EXERCISE
Go through the data below line by line and count those containing the word "this". Reply with the count only.

══ DATA TO USE

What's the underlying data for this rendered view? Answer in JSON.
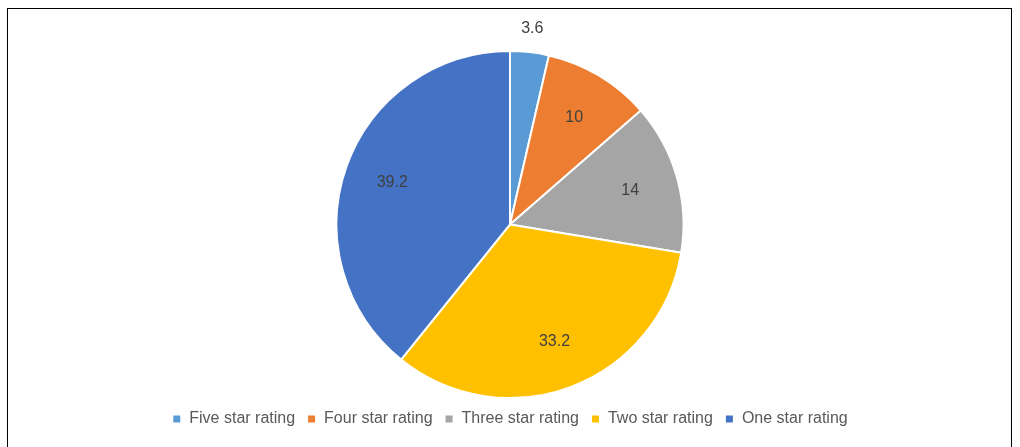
{
  "chart_data": {
    "type": "pie",
    "categories": [
      "Five star rating",
      "Four star rating",
      "Three star rating",
      "Two star rating",
      "One star rating"
    ],
    "values": [
      3.6,
      10,
      14,
      33.2,
      39.2
    ],
    "colors": [
      "#5b9bd5",
      "#ed7d31",
      "#a5a5a5",
      "#ffc000",
      "#4472c4"
    ],
    "data_labels": true,
    "legend": "bottom"
  }
}
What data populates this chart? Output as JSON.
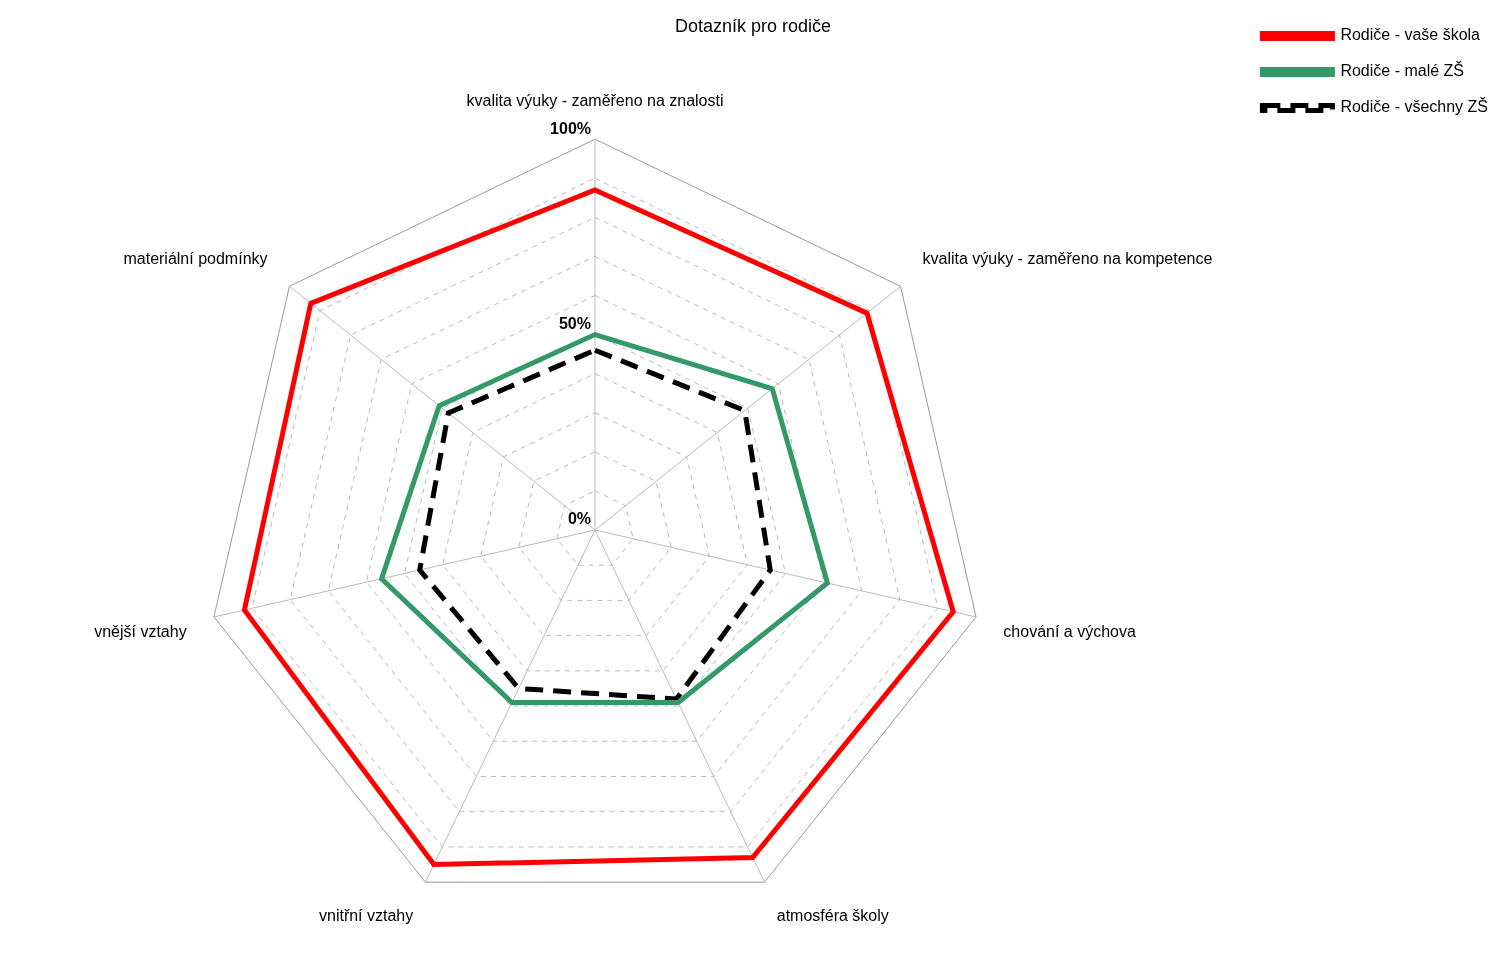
{
  "chart_data": {
    "type": "radar",
    "title": "Dotazník pro rodiče",
    "categories": [
      "kvalita výuky - zaměřeno na znalosti",
      "kvalita výuky - zaměřeno na kompetence",
      "chování a výchova",
      "atmosféra školy",
      "vnitřní vztahy",
      "vnější vztahy",
      "materiální podmínky"
    ],
    "series": [
      {
        "name": "Rodiče - vaše škola",
        "color": "#ff0000",
        "values": [
          87,
          89,
          94,
          93,
          95,
          92,
          93
        ]
      },
      {
        "name": "Rodiče - malé ZŠ",
        "color": "#339966",
        "values": [
          50,
          58,
          61,
          49,
          49,
          56,
          51
        ]
      },
      {
        "name": "Rodiče - všechny ZŠ",
        "color": "#000000",
        "line_style": "dashed",
        "values": [
          46,
          49,
          46,
          48,
          45,
          46,
          48
        ]
      }
    ],
    "ylim": [
      0,
      100
    ],
    "yticks": [
      {
        "value": 0,
        "label": "0%"
      },
      {
        "value": 50,
        "label": "50%"
      },
      {
        "value": 100,
        "label": "100%"
      }
    ],
    "grid": true,
    "legend": "top right",
    "marker": "none"
  }
}
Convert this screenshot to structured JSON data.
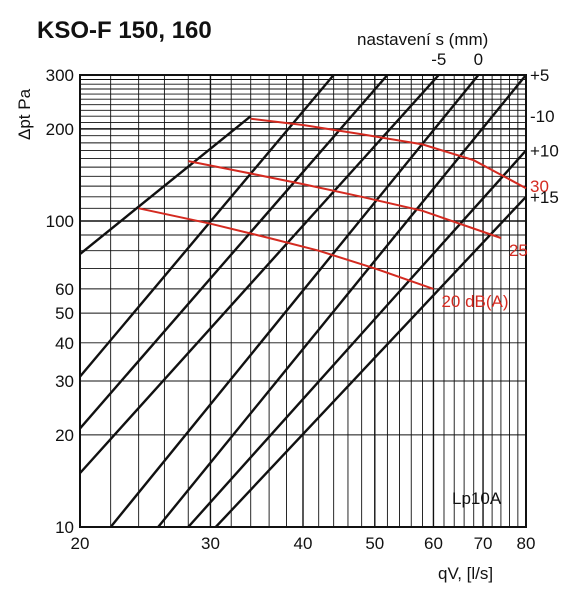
{
  "chart_data": {
    "type": "line",
    "title": "KSO-F 150, 160",
    "top_axis_label": "nastavení s (mm)",
    "xlabel": "qV, [l/s]",
    "ylabel": "Δpt Pa",
    "x_scale": "log",
    "y_scale": "log",
    "xlim": [
      20,
      80
    ],
    "ylim": [
      10,
      300
    ],
    "x_ticks": [
      20,
      30,
      40,
      50,
      60,
      70,
      80
    ],
    "y_ticks": [
      10,
      20,
      30,
      40,
      50,
      60,
      100,
      200,
      300
    ],
    "grid": true,
    "settings_lines": [
      {
        "label": "-10",
        "points": [
          [
            20,
            78
          ],
          [
            34,
            220
          ]
        ]
      },
      {
        "label": "",
        "points": [
          [
            20,
            31
          ],
          [
            44,
            300
          ]
        ]
      },
      {
        "label": "",
        "points": [
          [
            20,
            21
          ],
          [
            52,
            300
          ]
        ]
      },
      {
        "label": "-5",
        "points": [
          [
            20,
            15
          ],
          [
            61,
            300
          ]
        ]
      },
      {
        "label": "0",
        "points": [
          [
            22,
            10
          ],
          [
            69,
            300
          ]
        ]
      },
      {
        "label": "+5",
        "points": [
          [
            25.5,
            10
          ],
          [
            80,
            300
          ]
        ]
      },
      {
        "label": "+10",
        "points": [
          [
            28,
            10
          ],
          [
            80,
            170
          ]
        ]
      },
      {
        "label": "+15",
        "points": [
          [
            30.5,
            10
          ],
          [
            80,
            120
          ]
        ]
      }
    ],
    "series": [
      {
        "name": "20 dB(A)",
        "label": "20 dB(A)",
        "color": "#d42a20",
        "points": [
          [
            24,
            110
          ],
          [
            30,
            98
          ],
          [
            36,
            88
          ],
          [
            42,
            80
          ],
          [
            50,
            70
          ],
          [
            60,
            60
          ]
        ]
      },
      {
        "name": "25",
        "label": "25",
        "color": "#d42a20",
        "points": [
          [
            28,
            157
          ],
          [
            34,
            143
          ],
          [
            40,
            132
          ],
          [
            48,
            120
          ],
          [
            58,
            108
          ],
          [
            74,
            88
          ]
        ]
      },
      {
        "name": "30",
        "label": "30",
        "color": "#d42a20",
        "points": [
          [
            34,
            216
          ],
          [
            40,
            206
          ],
          [
            48,
            192
          ],
          [
            58,
            178
          ],
          [
            68,
            158
          ],
          [
            80,
            128
          ]
        ]
      }
    ],
    "annotation": "Lp10A"
  }
}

════

RESULT BELOW
3